■ Given task: Track down the lines that contain "description" and copy them.

■ Data entries:

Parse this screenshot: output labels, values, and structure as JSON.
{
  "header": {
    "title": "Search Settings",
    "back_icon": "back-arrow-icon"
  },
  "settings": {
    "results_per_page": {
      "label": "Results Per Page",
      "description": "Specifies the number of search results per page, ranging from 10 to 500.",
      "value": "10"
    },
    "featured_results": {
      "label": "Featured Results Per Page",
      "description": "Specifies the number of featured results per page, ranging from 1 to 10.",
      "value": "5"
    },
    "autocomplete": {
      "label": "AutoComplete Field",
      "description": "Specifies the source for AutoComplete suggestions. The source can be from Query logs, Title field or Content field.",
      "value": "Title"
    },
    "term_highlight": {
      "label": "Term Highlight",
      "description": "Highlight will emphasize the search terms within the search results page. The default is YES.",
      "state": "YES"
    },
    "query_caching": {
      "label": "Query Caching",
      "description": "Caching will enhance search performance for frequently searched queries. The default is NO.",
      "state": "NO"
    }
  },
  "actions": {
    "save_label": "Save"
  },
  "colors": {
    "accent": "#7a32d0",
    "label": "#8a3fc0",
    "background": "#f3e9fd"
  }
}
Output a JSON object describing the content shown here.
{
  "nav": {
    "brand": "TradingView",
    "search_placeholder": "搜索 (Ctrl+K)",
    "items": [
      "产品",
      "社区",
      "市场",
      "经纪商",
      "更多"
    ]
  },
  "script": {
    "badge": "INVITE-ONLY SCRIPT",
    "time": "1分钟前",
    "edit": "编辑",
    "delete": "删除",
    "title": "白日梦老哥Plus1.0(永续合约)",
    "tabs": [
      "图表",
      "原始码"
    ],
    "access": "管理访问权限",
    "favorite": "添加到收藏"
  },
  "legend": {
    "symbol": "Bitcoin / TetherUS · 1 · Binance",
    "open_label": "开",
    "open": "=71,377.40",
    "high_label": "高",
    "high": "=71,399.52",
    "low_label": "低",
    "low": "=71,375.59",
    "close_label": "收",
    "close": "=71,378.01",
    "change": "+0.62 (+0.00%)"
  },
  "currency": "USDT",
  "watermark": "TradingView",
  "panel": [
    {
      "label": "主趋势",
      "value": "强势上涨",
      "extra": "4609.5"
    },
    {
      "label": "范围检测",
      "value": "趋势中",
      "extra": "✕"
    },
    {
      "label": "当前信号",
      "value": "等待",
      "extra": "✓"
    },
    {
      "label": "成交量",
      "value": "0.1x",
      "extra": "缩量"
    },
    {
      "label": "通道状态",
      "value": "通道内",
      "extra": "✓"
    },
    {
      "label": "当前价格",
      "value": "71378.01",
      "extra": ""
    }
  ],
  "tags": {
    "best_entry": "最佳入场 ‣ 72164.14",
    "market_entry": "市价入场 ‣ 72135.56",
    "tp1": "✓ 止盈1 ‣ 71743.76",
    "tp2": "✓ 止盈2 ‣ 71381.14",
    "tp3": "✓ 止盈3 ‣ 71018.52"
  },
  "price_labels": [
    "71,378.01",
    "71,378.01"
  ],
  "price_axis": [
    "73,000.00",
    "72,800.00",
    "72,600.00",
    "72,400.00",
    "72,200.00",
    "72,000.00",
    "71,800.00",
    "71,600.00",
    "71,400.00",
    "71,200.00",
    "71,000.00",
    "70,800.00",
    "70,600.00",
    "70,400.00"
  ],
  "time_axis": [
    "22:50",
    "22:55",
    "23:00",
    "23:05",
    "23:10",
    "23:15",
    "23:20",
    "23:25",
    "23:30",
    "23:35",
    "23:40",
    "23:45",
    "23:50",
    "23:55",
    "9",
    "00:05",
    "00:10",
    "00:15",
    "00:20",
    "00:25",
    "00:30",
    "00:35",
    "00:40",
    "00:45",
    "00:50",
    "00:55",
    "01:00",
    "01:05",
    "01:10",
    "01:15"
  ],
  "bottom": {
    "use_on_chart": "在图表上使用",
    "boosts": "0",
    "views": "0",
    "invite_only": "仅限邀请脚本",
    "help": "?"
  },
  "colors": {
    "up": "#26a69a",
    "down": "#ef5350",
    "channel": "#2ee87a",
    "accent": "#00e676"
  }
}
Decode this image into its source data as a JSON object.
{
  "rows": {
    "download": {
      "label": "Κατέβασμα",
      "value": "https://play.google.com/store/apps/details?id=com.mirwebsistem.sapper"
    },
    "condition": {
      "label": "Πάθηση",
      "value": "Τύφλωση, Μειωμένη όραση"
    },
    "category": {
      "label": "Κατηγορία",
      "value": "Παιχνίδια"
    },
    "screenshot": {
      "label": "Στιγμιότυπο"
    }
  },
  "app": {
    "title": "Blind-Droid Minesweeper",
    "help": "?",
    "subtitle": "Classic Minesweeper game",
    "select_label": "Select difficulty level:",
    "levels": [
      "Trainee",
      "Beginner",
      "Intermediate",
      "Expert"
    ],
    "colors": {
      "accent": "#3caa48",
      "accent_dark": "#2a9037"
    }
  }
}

■ Final answer:
      "description": "Specifies the number of search results per page, ranging from 10 to 500.",
      "description": "Specifies the number of featured results per page, ranging from 1 to 10.",
      "description": "Specifies the source for AutoComplete suggestions. The source can be from Query logs, Title field or Content field.",
      "description": "Highlight will emphasize the search terms within the search results page. The default is YES.",
      "description": "Caching will enhance search performance for frequently searched queries. The default is NO.",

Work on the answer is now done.